**PROVIDED ENTRIES**
______________________________

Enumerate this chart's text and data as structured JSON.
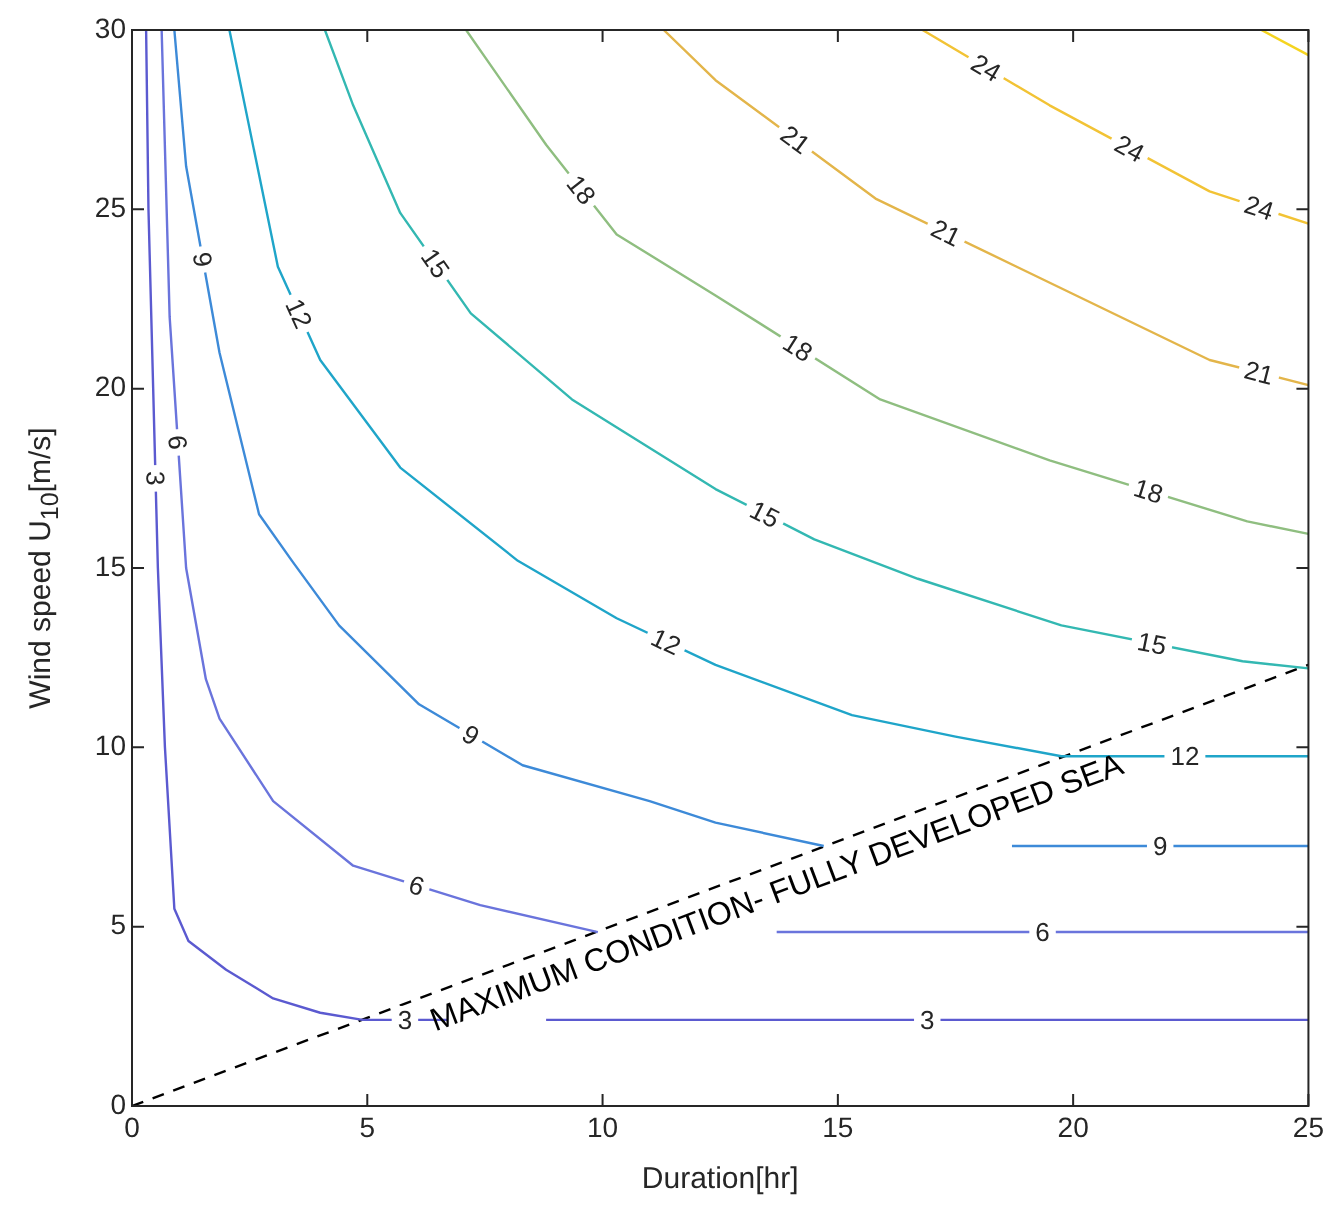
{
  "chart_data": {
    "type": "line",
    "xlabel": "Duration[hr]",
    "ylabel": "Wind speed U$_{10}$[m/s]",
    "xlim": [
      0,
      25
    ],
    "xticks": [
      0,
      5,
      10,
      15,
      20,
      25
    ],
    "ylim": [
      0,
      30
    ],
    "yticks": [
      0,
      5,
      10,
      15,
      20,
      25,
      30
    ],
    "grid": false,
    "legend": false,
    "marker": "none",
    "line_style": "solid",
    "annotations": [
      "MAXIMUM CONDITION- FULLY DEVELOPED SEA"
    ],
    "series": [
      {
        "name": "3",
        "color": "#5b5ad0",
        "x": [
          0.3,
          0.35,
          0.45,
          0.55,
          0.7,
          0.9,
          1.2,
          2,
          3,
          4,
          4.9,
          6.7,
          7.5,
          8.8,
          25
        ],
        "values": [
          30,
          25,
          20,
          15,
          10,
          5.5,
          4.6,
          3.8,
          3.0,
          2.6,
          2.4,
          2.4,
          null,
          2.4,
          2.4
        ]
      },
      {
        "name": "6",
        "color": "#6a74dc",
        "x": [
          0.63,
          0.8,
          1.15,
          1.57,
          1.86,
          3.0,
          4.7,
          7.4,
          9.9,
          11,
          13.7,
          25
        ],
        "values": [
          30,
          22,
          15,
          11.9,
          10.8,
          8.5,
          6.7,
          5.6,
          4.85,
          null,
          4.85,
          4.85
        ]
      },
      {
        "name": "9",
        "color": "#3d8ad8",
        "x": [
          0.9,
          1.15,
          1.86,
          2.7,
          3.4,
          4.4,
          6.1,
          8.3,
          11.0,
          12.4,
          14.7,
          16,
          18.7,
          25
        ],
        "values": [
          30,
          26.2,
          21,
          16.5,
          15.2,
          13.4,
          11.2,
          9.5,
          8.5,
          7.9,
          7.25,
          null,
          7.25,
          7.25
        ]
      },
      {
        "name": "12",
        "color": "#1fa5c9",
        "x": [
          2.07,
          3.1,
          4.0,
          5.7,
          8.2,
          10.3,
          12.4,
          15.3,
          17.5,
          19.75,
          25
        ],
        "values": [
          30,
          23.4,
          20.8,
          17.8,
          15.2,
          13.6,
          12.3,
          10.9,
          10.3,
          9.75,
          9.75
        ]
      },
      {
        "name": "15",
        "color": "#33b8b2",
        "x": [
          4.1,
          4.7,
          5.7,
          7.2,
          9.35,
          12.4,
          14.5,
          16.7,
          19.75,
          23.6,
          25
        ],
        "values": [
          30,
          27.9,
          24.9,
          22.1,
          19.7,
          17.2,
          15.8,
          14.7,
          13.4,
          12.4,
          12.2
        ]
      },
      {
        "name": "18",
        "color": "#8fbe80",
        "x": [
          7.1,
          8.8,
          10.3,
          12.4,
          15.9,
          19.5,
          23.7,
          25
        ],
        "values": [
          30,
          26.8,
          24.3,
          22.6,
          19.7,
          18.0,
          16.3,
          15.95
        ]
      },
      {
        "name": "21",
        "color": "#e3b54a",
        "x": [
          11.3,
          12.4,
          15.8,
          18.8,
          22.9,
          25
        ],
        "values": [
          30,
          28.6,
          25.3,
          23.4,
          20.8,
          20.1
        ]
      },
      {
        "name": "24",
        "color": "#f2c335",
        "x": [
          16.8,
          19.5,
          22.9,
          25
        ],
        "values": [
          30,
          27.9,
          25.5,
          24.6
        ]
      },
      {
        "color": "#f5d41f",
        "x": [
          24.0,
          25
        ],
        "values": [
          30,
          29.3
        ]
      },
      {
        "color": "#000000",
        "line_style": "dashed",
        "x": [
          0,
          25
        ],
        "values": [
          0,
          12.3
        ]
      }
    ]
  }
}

______________________________

**REQUIRED WORK**
Read the lines above. Gather those in which the string "color" is found.

**THE RESPONSE**
        "color": "#5b5ad0",
        "color": "#6a74dc",
        "color": "#3d8ad8",
        "color": "#1fa5c9",
        "color": "#33b8b2",
        "color": "#8fbe80",
        "color": "#e3b54a",
        "color": "#f2c335",
        "color": "#f5d41f",
        "color": "#000000",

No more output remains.